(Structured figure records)
'''

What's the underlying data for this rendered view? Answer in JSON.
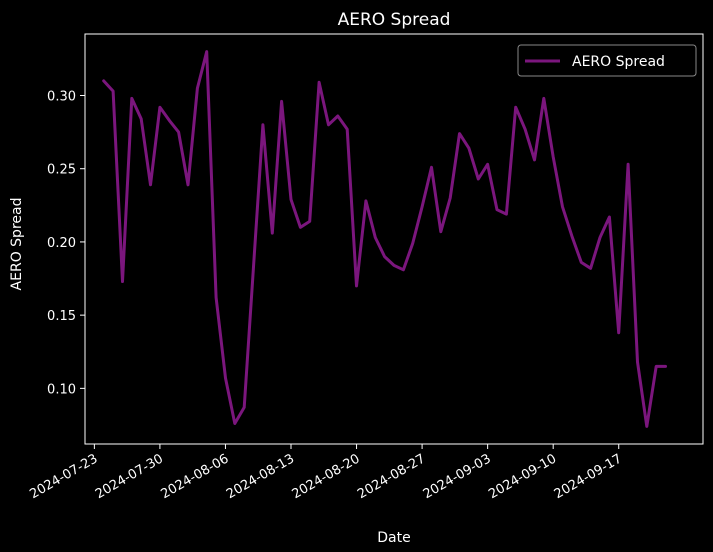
{
  "chart_data": {
    "type": "line",
    "title": "AERO Spread",
    "xlabel": "Date",
    "ylabel": "AERO Spread",
    "xlim": [
      "2024-07-22",
      "2024-09-26"
    ],
    "ylim": [
      0.062,
      0.342
    ],
    "x_ticks": [
      "2024-07-23",
      "2024-07-30",
      "2024-08-06",
      "2024-08-13",
      "2024-08-20",
      "2024-08-27",
      "2024-09-03",
      "2024-09-10",
      "2024-09-17"
    ],
    "y_ticks": [
      0.1,
      0.15,
      0.2,
      0.25,
      0.3
    ],
    "y_tick_labels": [
      "0.10",
      "0.15",
      "0.20",
      "0.25",
      "0.30"
    ],
    "legend_position": "upper-right",
    "series": [
      {
        "name": "AERO Spread",
        "color": "#7b167d",
        "x": [
          "2024-07-24",
          "2024-07-25",
          "2024-07-26",
          "2024-07-27",
          "2024-07-28",
          "2024-07-29",
          "2024-07-30",
          "2024-07-31",
          "2024-08-01",
          "2024-08-02",
          "2024-08-03",
          "2024-08-04",
          "2024-08-05",
          "2024-08-06",
          "2024-08-07",
          "2024-08-08",
          "2024-08-09",
          "2024-08-10",
          "2024-08-11",
          "2024-08-12",
          "2024-08-13",
          "2024-08-14",
          "2024-08-15",
          "2024-08-16",
          "2024-08-17",
          "2024-08-18",
          "2024-08-19",
          "2024-08-20",
          "2024-08-21",
          "2024-08-22",
          "2024-08-23",
          "2024-08-24",
          "2024-08-25",
          "2024-08-26",
          "2024-08-27",
          "2024-08-28",
          "2024-08-29",
          "2024-08-30",
          "2024-08-31",
          "2024-09-01",
          "2024-09-02",
          "2024-09-03",
          "2024-09-04",
          "2024-09-05",
          "2024-09-06",
          "2024-09-07",
          "2024-09-08",
          "2024-09-09",
          "2024-09-10",
          "2024-09-11",
          "2024-09-12",
          "2024-09-13",
          "2024-09-14",
          "2024-09-15",
          "2024-09-16",
          "2024-09-17",
          "2024-09-18",
          "2024-09-19",
          "2024-09-20",
          "2024-09-21",
          "2024-09-22"
        ],
        "values": [
          0.31,
          0.303,
          0.173,
          0.298,
          0.284,
          0.239,
          0.292,
          0.283,
          0.275,
          0.239,
          0.305,
          0.33,
          0.162,
          0.107,
          0.076,
          0.087,
          0.183,
          0.28,
          0.206,
          0.296,
          0.229,
          0.21,
          0.214,
          0.309,
          0.28,
          0.286,
          0.277,
          0.17,
          0.228,
          0.203,
          0.19,
          0.184,
          0.181,
          0.199,
          0.224,
          0.251,
          0.207,
          0.23,
          0.274,
          0.264,
          0.243,
          0.253,
          0.222,
          0.219,
          0.292,
          0.277,
          0.256,
          0.298,
          0.258,
          0.224,
          0.204,
          0.186,
          0.182,
          0.203,
          0.217,
          0.138,
          0.253,
          0.118,
          0.074,
          0.115,
          0.115
        ]
      }
    ]
  }
}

'''

• _Aim_: Restate every record exactly, please; do not copy the pictures.

• _Answer to this problem_:
What's the underlying data for this rendered view? Answer in JSON.
{
  "chart_data": {
    "type": "line",
    "title": "AERO Spread",
    "xlabel": "Date",
    "ylabel": "AERO Spread",
    "xlim": [
      "2024-07-22",
      "2024-09-26"
    ],
    "ylim": [
      0.062,
      0.342
    ],
    "x_ticks": [
      "2024-07-23",
      "2024-07-30",
      "2024-08-06",
      "2024-08-13",
      "2024-08-20",
      "2024-08-27",
      "2024-09-03",
      "2024-09-10",
      "2024-09-17"
    ],
    "y_ticks": [
      0.1,
      0.15,
      0.2,
      0.25,
      0.3
    ],
    "y_tick_labels": [
      "0.10",
      "0.15",
      "0.20",
      "0.25",
      "0.30"
    ],
    "legend_position": "upper-right",
    "series": [
      {
        "name": "AERO Spread",
        "color": "#7b167d",
        "x": [
          "2024-07-24",
          "2024-07-25",
          "2024-07-26",
          "2024-07-27",
          "2024-07-28",
          "2024-07-29",
          "2024-07-30",
          "2024-07-31",
          "2024-08-01",
          "2024-08-02",
          "2024-08-03",
          "2024-08-04",
          "2024-08-05",
          "2024-08-06",
          "2024-08-07",
          "2024-08-08",
          "2024-08-09",
          "2024-08-10",
          "2024-08-11",
          "2024-08-12",
          "2024-08-13",
          "2024-08-14",
          "2024-08-15",
          "2024-08-16",
          "2024-08-17",
          "2024-08-18",
          "2024-08-19",
          "2024-08-20",
          "2024-08-21",
          "2024-08-22",
          "2024-08-23",
          "2024-08-24",
          "2024-08-25",
          "2024-08-26",
          "2024-08-27",
          "2024-08-28",
          "2024-08-29",
          "2024-08-30",
          "2024-08-31",
          "2024-09-01",
          "2024-09-02",
          "2024-09-03",
          "2024-09-04",
          "2024-09-05",
          "2024-09-06",
          "2024-09-07",
          "2024-09-08",
          "2024-09-09",
          "2024-09-10",
          "2024-09-11",
          "2024-09-12",
          "2024-09-13",
          "2024-09-14",
          "2024-09-15",
          "2024-09-16",
          "2024-09-17",
          "2024-09-18",
          "2024-09-19",
          "2024-09-20",
          "2024-09-21",
          "2024-09-22"
        ],
        "values": [
          0.31,
          0.303,
          0.173,
          0.298,
          0.284,
          0.239,
          0.292,
          0.283,
          0.275,
          0.239,
          0.305,
          0.33,
          0.162,
          0.107,
          0.076,
          0.087,
          0.183,
          0.28,
          0.206,
          0.296,
          0.229,
          0.21,
          0.214,
          0.309,
          0.28,
          0.286,
          0.277,
          0.17,
          0.228,
          0.203,
          0.19,
          0.184,
          0.181,
          0.199,
          0.224,
          0.251,
          0.207,
          0.23,
          0.274,
          0.264,
          0.243,
          0.253,
          0.222,
          0.219,
          0.292,
          0.277,
          0.256,
          0.298,
          0.258,
          0.224,
          0.204,
          0.186,
          0.182,
          0.203,
          0.217,
          0.138,
          0.253,
          0.118,
          0.074,
          0.115,
          0.115
        ]
      }
    ]
  }
}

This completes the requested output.